- Directions for this task
Could you copy every line from the material below in which "name" appears?
** START OF Source data **
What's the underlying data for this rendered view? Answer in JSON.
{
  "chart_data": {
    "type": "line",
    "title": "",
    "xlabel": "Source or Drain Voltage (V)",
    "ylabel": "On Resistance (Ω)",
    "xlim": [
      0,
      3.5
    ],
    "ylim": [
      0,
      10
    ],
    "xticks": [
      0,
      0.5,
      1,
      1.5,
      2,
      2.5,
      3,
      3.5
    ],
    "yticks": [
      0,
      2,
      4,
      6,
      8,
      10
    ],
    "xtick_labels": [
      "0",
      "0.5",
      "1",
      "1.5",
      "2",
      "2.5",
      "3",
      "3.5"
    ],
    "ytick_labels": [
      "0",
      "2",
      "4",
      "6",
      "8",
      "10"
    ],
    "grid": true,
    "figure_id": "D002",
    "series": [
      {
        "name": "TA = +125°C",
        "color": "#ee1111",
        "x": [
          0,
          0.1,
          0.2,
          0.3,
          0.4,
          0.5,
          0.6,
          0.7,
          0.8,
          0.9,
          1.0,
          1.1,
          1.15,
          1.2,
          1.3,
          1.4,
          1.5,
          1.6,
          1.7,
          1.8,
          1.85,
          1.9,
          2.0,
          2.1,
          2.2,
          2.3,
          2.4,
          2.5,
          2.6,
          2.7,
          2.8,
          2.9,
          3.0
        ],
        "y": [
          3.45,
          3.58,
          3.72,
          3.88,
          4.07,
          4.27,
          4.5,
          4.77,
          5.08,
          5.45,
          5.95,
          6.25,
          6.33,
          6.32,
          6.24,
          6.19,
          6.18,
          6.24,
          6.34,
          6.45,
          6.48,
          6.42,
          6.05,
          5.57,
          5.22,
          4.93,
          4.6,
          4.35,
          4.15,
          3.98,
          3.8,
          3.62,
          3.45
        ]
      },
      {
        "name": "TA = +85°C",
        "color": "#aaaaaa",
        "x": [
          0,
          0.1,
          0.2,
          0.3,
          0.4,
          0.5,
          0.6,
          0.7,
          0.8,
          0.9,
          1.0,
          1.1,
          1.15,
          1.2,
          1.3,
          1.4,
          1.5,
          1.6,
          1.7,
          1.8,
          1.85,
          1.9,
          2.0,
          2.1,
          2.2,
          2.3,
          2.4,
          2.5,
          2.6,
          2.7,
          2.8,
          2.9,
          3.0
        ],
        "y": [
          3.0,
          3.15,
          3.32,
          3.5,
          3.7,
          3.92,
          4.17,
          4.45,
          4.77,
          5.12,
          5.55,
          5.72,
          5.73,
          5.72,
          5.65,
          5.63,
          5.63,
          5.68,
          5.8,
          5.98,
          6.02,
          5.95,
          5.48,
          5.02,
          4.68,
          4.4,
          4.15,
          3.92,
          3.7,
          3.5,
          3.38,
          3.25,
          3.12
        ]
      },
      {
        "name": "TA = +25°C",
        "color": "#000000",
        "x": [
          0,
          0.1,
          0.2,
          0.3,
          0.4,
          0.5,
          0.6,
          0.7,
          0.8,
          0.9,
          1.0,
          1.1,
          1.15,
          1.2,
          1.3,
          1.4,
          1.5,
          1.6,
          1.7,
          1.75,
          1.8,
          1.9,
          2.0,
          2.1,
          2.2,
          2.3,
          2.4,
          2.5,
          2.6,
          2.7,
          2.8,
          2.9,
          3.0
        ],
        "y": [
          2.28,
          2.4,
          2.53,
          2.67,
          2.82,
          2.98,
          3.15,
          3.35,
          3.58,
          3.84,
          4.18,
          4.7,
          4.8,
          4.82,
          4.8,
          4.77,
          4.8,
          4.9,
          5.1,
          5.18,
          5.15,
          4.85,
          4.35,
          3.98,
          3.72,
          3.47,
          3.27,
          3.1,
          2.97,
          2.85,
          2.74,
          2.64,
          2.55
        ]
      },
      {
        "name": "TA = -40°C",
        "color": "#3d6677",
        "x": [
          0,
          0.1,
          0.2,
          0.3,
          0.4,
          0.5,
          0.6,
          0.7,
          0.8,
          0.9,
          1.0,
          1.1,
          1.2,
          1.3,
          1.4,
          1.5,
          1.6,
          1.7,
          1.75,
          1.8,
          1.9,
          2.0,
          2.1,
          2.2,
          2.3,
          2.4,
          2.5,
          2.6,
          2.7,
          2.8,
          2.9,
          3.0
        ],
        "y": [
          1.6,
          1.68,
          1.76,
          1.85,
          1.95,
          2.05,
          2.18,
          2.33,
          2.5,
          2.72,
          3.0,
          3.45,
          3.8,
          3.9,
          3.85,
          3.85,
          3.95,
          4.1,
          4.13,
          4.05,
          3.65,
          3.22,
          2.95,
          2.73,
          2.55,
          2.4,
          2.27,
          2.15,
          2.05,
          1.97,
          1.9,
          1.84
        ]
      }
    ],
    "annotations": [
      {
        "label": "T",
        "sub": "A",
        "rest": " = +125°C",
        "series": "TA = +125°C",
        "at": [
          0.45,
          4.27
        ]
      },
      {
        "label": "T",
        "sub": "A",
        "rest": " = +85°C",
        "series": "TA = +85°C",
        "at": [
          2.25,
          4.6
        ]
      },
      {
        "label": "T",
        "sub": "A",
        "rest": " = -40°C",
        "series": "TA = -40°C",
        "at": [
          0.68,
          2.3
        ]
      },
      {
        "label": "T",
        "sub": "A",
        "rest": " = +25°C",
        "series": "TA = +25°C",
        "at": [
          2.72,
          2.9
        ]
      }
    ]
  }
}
** END OF Source data **
- Solution
        "name": "TA = +125°C",
        "name": "TA = +85°C",
        "name": "TA = +25°C",
        "name": "TA = -40°C",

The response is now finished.